Locate the line containing "Decode this image" in the entries below, then retype it and every later line exactly, leaving out pictures.

++++ EXTRACTED RECORDS

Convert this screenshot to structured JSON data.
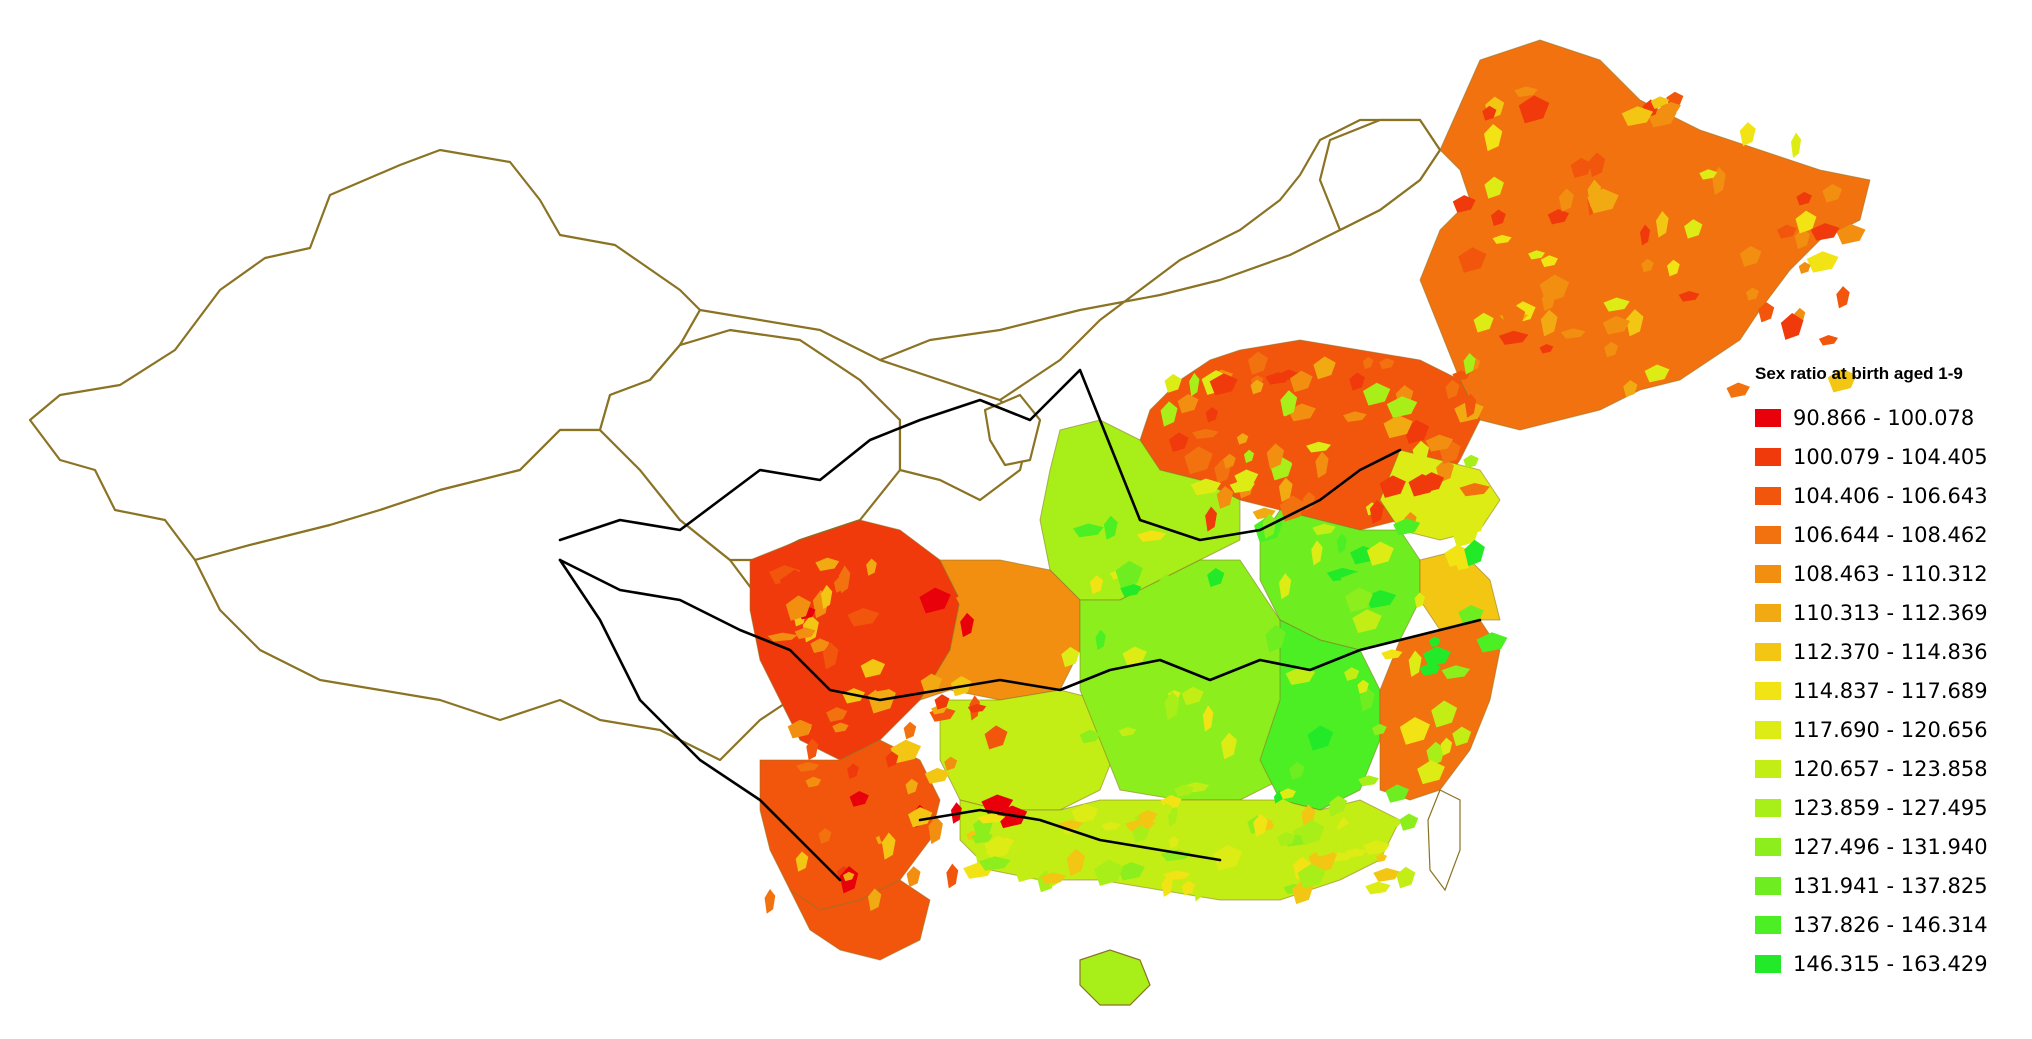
{
  "legend": {
    "title": "Sex ratio at birth aged 1-9",
    "classes": [
      {
        "label": "90.866 - 100.078",
        "color": "#e8000b"
      },
      {
        "label": "100.079 - 104.405",
        "color": "#f03a0c"
      },
      {
        "label": "104.406 - 106.643",
        "color": "#f2560d"
      },
      {
        "label": "106.644 - 108.462",
        "color": "#f2720f"
      },
      {
        "label": "108.463 - 110.312",
        "color": "#f28e10"
      },
      {
        "label": "110.313 - 112.369",
        "color": "#f2aa12"
      },
      {
        "label": "112.370 - 114.836",
        "color": "#f2c613"
      },
      {
        "label": "114.837 - 117.689",
        "color": "#f2e414"
      },
      {
        "label": "117.690 - 120.656",
        "color": "#dcec14"
      },
      {
        "label": "120.657 - 123.858",
        "color": "#c2ee16"
      },
      {
        "label": "123.859 - 127.495",
        "color": "#a8ee18"
      },
      {
        "label": "127.496 - 131.940",
        "color": "#8cee1c"
      },
      {
        "label": "131.941 - 137.825",
        "color": "#6eee20"
      },
      {
        "label": "137.826 - 146.314",
        "color": "#4cee24"
      },
      {
        "label": "146.315 - 163.429",
        "color": "#22ea28"
      }
    ]
  },
  "colors": {
    "boundary_gold": "#8b7324",
    "boundary_black": "#000000",
    "nodata_fill": "#ffffff"
  }
}
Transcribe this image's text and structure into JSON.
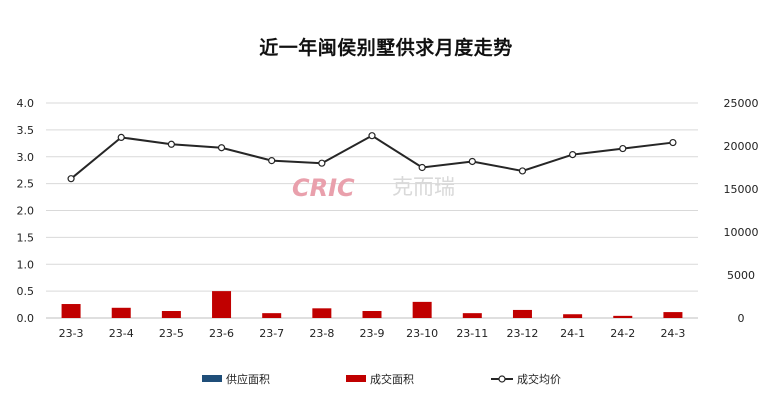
{
  "chart_data": {
    "type": "bar",
    "title": "近一年闽侯别墅供求月度走势",
    "categories": [
      "23-3",
      "23-4",
      "23-5",
      "23-6",
      "23-7",
      "23-8",
      "23-9",
      "23-10",
      "23-11",
      "23-12",
      "24-1",
      "24-2",
      "24-3"
    ],
    "left_axis": {
      "min": 0,
      "max": 4.0,
      "ticks": [
        "0.0",
        "0.5",
        "1.0",
        "1.5",
        "2.0",
        "2.5",
        "3.0",
        "3.5",
        "4.0"
      ]
    },
    "right_axis": {
      "min": 0,
      "max": 25000,
      "ticks": [
        "0",
        "5000",
        "10000",
        "15000",
        "20000",
        "25000"
      ]
    },
    "grid": true,
    "legend_position": "bottom",
    "series": [
      {
        "name": "供应面积",
        "type": "bar",
        "axis": "left",
        "color": "#1f4e79",
        "values": [
          0,
          0,
          0,
          0,
          0,
          0,
          0,
          0,
          0,
          0,
          0,
          0,
          0
        ]
      },
      {
        "name": "成交面积",
        "type": "bar",
        "axis": "left",
        "color": "#c00000",
        "values": [
          0.26,
          0.19,
          0.13,
          0.5,
          0.09,
          0.18,
          0.13,
          0.3,
          0.09,
          0.15,
          0.07,
          0.04,
          0.11
        ]
      },
      {
        "name": "成交均价",
        "type": "line",
        "axis": "right",
        "color": "#262626",
        "values": [
          16200,
          21000,
          20200,
          19800,
          18300,
          18000,
          21200,
          17500,
          18200,
          17100,
          19000,
          19700,
          20400
        ]
      }
    ]
  },
  "watermark": {
    "latin": "CRIC",
    "cn": "克而瑞"
  }
}
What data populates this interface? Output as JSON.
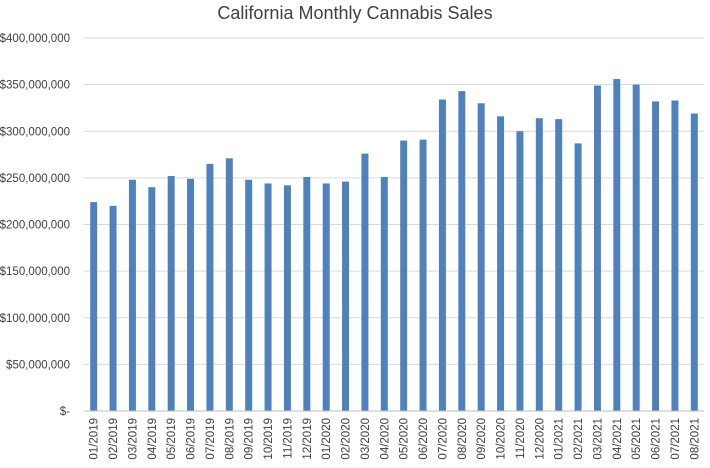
{
  "chart_data": {
    "type": "bar",
    "title": "California Monthly Cannabis Sales",
    "xlabel": "",
    "ylabel": "",
    "ylim": [
      0,
      400000000
    ],
    "yticks": [
      0,
      50000000,
      100000000,
      150000000,
      200000000,
      250000000,
      300000000,
      350000000,
      400000000
    ],
    "ytick_labels": [
      "$-",
      "$50,000,000",
      "$100,000,000",
      "$150,000,000",
      "$200,000,000",
      "$250,000,000",
      "$300,000,000",
      "$350,000,000",
      "$400,000,000"
    ],
    "grid": true,
    "legend": "none",
    "bar_color": "#4f81bd",
    "categories": [
      "01/2019",
      "02/2019",
      "03/2019",
      "04/2019",
      "05/2019",
      "06/2019",
      "07/2019",
      "08/2019",
      "09/2019",
      "10/2019",
      "11/2019",
      "12/2019",
      "01/2020",
      "02/2020",
      "03/2020",
      "04/2020",
      "05/2020",
      "06/2020",
      "07/2020",
      "08/2020",
      "09/2020",
      "10/2020",
      "11/2020",
      "12/2020",
      "01/2021",
      "02/2021",
      "03/2021",
      "04/2021",
      "05/2021",
      "06/2021",
      "07/2021",
      "08/2021"
    ],
    "values": [
      224000000,
      220000000,
      248000000,
      240000000,
      252000000,
      249000000,
      265000000,
      271000000,
      248000000,
      244000000,
      242000000,
      251000000,
      244000000,
      246000000,
      276000000,
      251000000,
      290000000,
      291000000,
      334000000,
      343000000,
      330000000,
      316000000,
      300000000,
      314000000,
      313000000,
      287000000,
      349000000,
      356000000,
      350000000,
      332000000,
      333000000,
      319000000
    ]
  }
}
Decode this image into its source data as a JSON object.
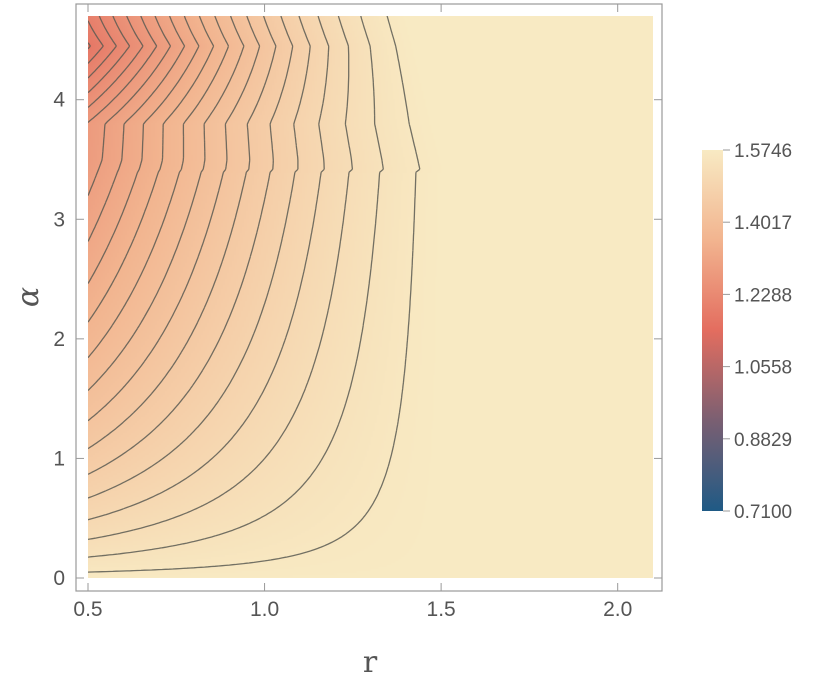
{
  "chart_data": {
    "type": "heatmap",
    "subtype": "contour",
    "title": "",
    "xlabel": "r",
    "ylabel": "α",
    "xlim": [
      0.5,
      2.1
    ],
    "ylim": [
      0,
      4.7
    ],
    "x_ticks": [
      "0.5",
      "1.0",
      "1.5",
      "2.0"
    ],
    "x_tick_values": [
      0.5,
      1.0,
      1.5,
      2.0
    ],
    "y_ticks": [
      "0",
      "1",
      "2",
      "3",
      "4"
    ],
    "y_tick_values": [
      0,
      1,
      2,
      3,
      4
    ],
    "colorbar": {
      "min": 0.71,
      "max": 1.5746,
      "labels": [
        "1.5746",
        "1.4017",
        "1.2288",
        "1.0558",
        "0.8829",
        "0.7100"
      ],
      "label_values": [
        1.5746,
        1.4017,
        1.2288,
        1.0558,
        0.8829,
        0.71
      ],
      "colormap": [
        {
          "v": 0.0,
          "color": "#1f5a85"
        },
        {
          "v": 0.25,
          "color": "#7a5f72"
        },
        {
          "v": 0.5,
          "color": "#e36d5f"
        },
        {
          "v": 0.75,
          "color": "#f2b48f"
        },
        {
          "v": 1.0,
          "color": "#f8eac3"
        }
      ]
    },
    "discontinuity_r": 1.51,
    "plateau_value": 1.5746,
    "contour_count": 30,
    "grid": false,
    "legend": "colorbar-right"
  }
}
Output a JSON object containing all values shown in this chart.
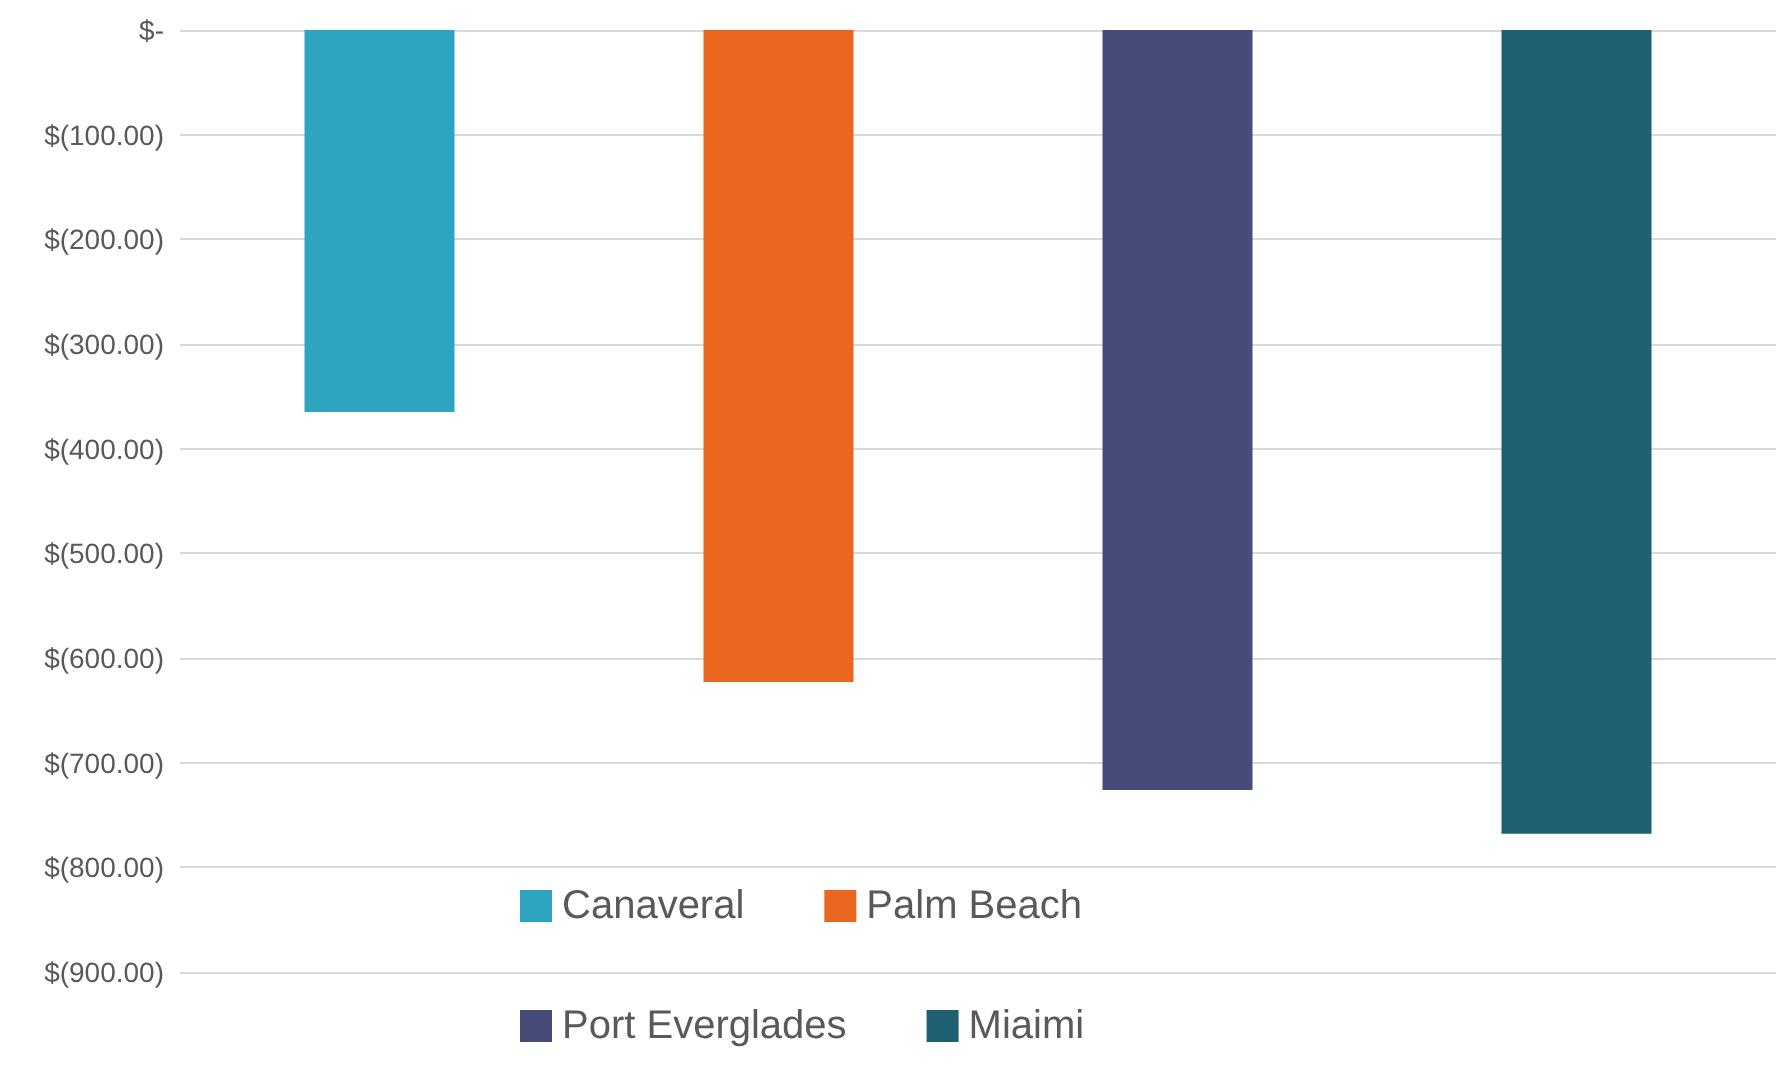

++++++++

RESPONSE FOR THIS EXERCISE:
Decode this image into its source data as a JSON object.
{
  "chart_data": {
    "type": "heatmap",
    "subtype": "contour",
    "title": "",
    "xlabel": "r",
    "ylabel": "α",
    "xlim": [
      0.5,
      2.1
    ],
    "ylim": [
      0,
      4.7
    ],
    "x_ticks": [
      "0.5",
      "1.0",
      "1.5",
      "2.0"
    ],
    "x_tick_values": [
      0.5,
      1.0,
      1.5,
      2.0
    ],
    "y_ticks": [
      "0",
      "1",
      "2",
      "3",
      "4"
    ],
    "y_tick_values": [
      0,
      1,
      2,
      3,
      4
    ],
    "colorbar": {
      "min": 0.71,
      "max": 1.5746,
      "labels": [
        "1.5746",
        "1.4017",
        "1.2288",
        "1.0558",
        "0.8829",
        "0.7100"
      ],
      "label_values": [
        1.5746,
        1.4017,
        1.2288,
        1.0558,
        0.8829,
        0.71
      ],
      "colormap": [
        {
          "v": 0.0,
          "color": "#1f5a85"
        },
        {
          "v": 0.25,
          "color": "#7a5f72"
        },
        {
          "v": 0.5,
          "color": "#e36d5f"
        },
        {
          "v": 0.75,
          "color": "#f2b48f"
        },
        {
          "v": 1.0,
          "color": "#f8eac3"
        }
      ]
    },
    "discontinuity_r": 1.51,
    "plateau_value": 1.5746,
    "contour_count": 30,
    "grid": false,
    "legend": "colorbar-right"
  }
}
Output a JSON object containing all values shown in this chart.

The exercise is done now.